(What the exercise asks): Please give the data below again in full, exactly as it stands.
####
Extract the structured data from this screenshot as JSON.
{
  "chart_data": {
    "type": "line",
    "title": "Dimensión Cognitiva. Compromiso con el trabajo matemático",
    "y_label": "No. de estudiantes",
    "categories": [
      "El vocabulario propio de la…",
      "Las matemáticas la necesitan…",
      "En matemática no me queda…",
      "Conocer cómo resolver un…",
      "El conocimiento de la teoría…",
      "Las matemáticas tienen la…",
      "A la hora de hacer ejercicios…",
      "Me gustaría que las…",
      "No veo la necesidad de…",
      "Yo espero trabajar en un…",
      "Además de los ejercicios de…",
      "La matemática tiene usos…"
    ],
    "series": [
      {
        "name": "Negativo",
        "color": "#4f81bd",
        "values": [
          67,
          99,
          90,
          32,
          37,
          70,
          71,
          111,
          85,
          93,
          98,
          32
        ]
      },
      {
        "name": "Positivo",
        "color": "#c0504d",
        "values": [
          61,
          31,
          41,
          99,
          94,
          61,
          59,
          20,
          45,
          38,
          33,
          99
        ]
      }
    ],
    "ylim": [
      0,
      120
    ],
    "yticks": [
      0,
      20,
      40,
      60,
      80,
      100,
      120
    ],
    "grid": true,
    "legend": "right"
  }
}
####
(Completed task):
Extract the structured data from this screenshot as JSON.
{
  "chart_data": {
    "type": "line",
    "title": "Dimensión Cognitiva. Compromiso con el trabajo matemático",
    "y_label": "No. de estudiantes",
    "categories": [
      "El vocabulario propio de la…",
      "Las matemáticas la necesitan…",
      "En matemática no me queda…",
      "Conocer cómo resolver un…",
      "El conocimiento de la teoría…",
      "Las matemáticas tienen la…",
      "A la hora de hacer ejercicios…",
      "Me gustaría que las…",
      "No veo la necesidad de…",
      "Yo espero trabajar en un…",
      "Además de los ejercicios de…",
      "La matemática tiene usos…"
    ],
    "series": [
      {
        "name": "Negativo",
        "color": "#4f81bd",
        "values": [
          67,
          99,
          90,
          32,
          37,
          70,
          71,
          111,
          85,
          93,
          98,
          32
        ]
      },
      {
        "name": "Positivo",
        "color": "#c0504d",
        "values": [
          61,
          31,
          41,
          99,
          94,
          61,
          59,
          20,
          45,
          38,
          33,
          99
        ]
      }
    ],
    "ylim": [
      0,
      120
    ],
    "yticks": [
      0,
      20,
      40,
      60,
      80,
      100,
      120
    ],
    "grid": true,
    "legend": "right"
  }
}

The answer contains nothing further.